• Problem to work on: Your task is to quote the material that follows, in full and exactly.

BEGIN Data supplied

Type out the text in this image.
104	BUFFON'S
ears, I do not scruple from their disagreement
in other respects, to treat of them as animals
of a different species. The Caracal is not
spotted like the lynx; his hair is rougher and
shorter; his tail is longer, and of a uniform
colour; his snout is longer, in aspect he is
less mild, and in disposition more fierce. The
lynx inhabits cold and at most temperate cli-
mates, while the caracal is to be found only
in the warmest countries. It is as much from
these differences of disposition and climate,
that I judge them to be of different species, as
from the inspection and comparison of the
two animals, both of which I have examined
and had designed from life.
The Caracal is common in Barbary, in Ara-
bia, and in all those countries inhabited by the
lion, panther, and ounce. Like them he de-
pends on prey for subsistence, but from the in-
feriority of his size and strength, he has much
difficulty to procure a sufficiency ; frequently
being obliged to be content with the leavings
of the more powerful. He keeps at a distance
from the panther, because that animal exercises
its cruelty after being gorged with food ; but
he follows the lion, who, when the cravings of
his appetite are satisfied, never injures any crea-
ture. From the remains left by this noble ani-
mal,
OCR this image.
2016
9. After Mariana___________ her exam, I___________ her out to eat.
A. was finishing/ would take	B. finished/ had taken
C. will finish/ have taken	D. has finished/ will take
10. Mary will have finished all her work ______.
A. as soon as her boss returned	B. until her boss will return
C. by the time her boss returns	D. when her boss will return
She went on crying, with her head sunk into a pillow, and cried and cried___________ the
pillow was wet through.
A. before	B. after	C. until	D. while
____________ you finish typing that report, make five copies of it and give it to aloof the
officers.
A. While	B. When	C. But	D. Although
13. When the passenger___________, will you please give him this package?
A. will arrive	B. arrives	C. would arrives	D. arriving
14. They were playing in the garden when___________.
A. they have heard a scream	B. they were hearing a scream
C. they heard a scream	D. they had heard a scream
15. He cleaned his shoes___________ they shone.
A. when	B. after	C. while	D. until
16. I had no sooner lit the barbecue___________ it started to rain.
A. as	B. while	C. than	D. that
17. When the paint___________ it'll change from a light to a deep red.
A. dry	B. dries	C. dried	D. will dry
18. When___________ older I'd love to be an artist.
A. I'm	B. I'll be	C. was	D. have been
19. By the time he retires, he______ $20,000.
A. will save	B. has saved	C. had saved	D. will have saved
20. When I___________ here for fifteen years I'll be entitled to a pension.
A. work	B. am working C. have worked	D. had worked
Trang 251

END Data supplied

• Answer to the task:
Type out the text in this image.
104	BUFFON'S
ears, I do not scruple from their disagreement
in other respects, to treat of them as animals
of a different species. The Caracal is not
spotted like the lynx; his hair is rougher and
shorter; his tail is longer, and of a uniform
colour; his snout is longer, in aspect he is
less mild, and in disposition more fierce. The
lynx inhabits cold and at most temperate cli-
mates, while the caracal is to be found only
in the warmest countries. It is as much from
these differences of disposition and climate,
that I judge them to be of different species, as
from the inspection and comparison of the
two animals, both of which I have examined
and had designed from life.
The Caracal is common in Barbary, in Ara-
bia, and in all those countries inhabited by the
lion, panther, and ounce. Like them he de-
pends on prey for subsistence, but from the in-
feriority of his size and strength, he has much
difficulty to procure a sufficiency ; frequently
being obliged to be content with the leavings
of the more powerful. He keeps at a distance
from the panther, because that animal exercises
its cruelty after being gorged with food ; but
he follows the lion, who, when the cravings of
his appetite are satisfied, never injures any crea-
ture. From the remains left by this noble ani-
mal,
OCR this image.
2016
9. After Mariana___________ her exam, I___________ her out to eat.
A. was finishing/ would take	B. finished/ had taken
C. will finish/ have taken	D. has finished/ will take
10. Mary will have finished all her work ______.
A. as soon as her boss returned	B. until her boss will return
C. by the time her boss returns	D. when her boss will return
She went on crying, with her head sunk into a pillow, and cried and cried___________ the
pillow was wet through.
A. before	B. after	C. until	D. while
____________ you finish typing that report, make five copies of it and give it to aloof the
officers.
A. While	B. When	C. But	D. Although
13. When the passenger___________, will you please give him this package?
A. will arrive	B. arrives	C. would arrives	D. arriving
14. They were playing in the garden when___________.
A. they have heard a scream	B. they were hearing a scream
C. they heard a scream	D. they had heard a scream
15. He cleaned his shoes___________ they shone.
A. when	B. after	C. while	D. until
16. I had no sooner lit the barbecue___________ it started to rain.
A. as	B. while	C. than	D. that
17. When the paint___________ it'll change from a light to a deep red.
A. dry	B. dries	C. dried	D. will dry
18. When___________ older I'd love to be an artist.
A. I'm	B. I'll be	C. was	D. have been
19. By the time he retires, he______ $20,000.
A. will save	B. has saved	C. had saved	D. will have saved
20. When I___________ here for fifteen years I'll be entitled to a pension.
A. work	B. am working C. have worked	D. had worked
Trang 251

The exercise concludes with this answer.